▶ **Brief**
Return every line of the records below verbatim, with no pictures in the copy.

━━━━━ Data to use

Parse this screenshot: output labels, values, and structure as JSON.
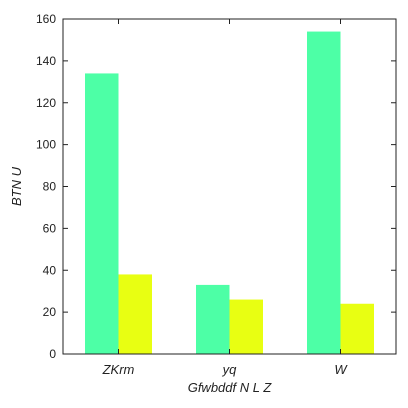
{
  "chart_data": {
    "type": "bar",
    "categories": [
      "ZKrm",
      "yq",
      "W"
    ],
    "series": [
      {
        "values": [
          134,
          33,
          154
        ],
        "color": "#4dffa6"
      },
      {
        "values": [
          38,
          26,
          24
        ],
        "color": "#e8ff12"
      }
    ],
    "xlabel": "Gfwbddf N L Z",
    "ylabel": "BTN U",
    "ylim": [
      0,
      160
    ],
    "yticks": [
      0,
      20,
      40,
      60,
      80,
      100,
      120,
      140,
      160
    ],
    "grid": false,
    "legend": false
  }
}
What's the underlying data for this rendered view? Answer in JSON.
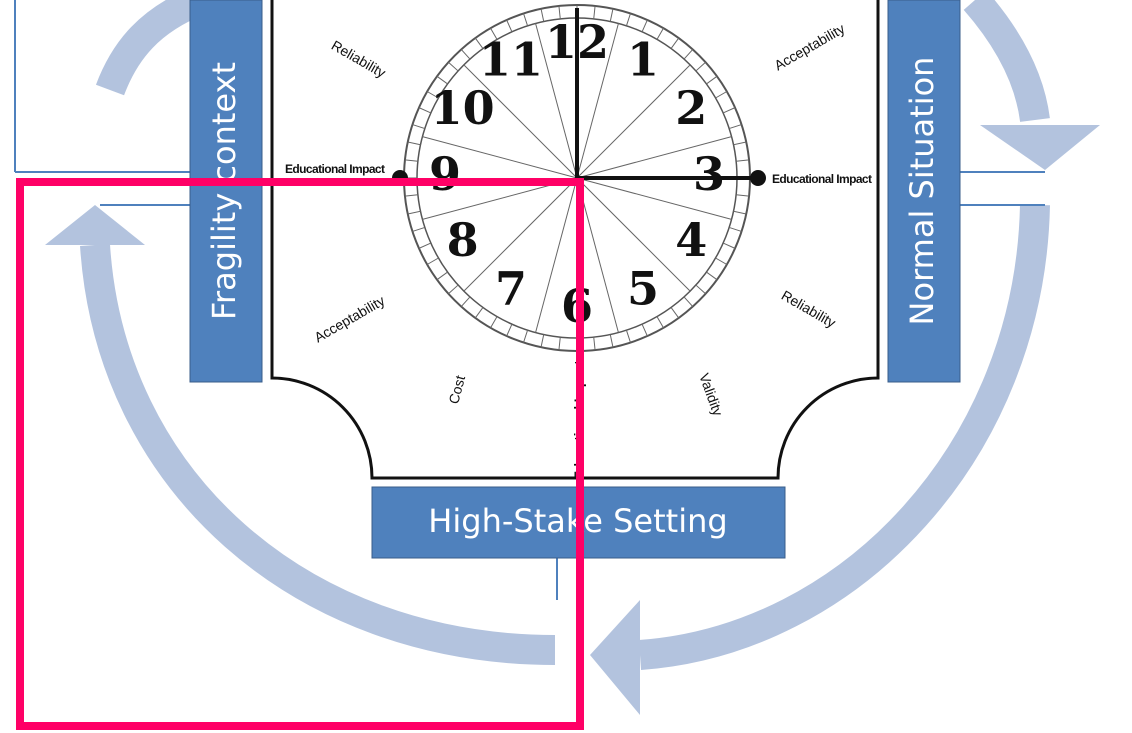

━━━━━━━━━━

▶ **Reply**
Parse this screenshot: output labels, values, and structure as JSON.
{
  "chart_data": {
    "type": "bar",
    "categories": [
      "ZKrm",
      "yq",
      "W"
    ],
    "series": [
      {
        "values": [
          134,
          33,
          154
        ],
        "color": "#4dffa6"
      },
      {
        "values": [
          38,
          26,
          24
        ],
        "color": "#e8ff12"
      }
    ],
    "xlabel": "Gfwbddf N L Z",
    "ylabel": "BTN U",
    "ylim": [
      0,
      160
    ],
    "yticks": [
      0,
      20,
      40,
      60,
      80,
      100,
      120,
      140,
      160
    ],
    "grid": false,
    "legend": false
  }
}
What's the underlying data for this rendered view? Answer in JSON.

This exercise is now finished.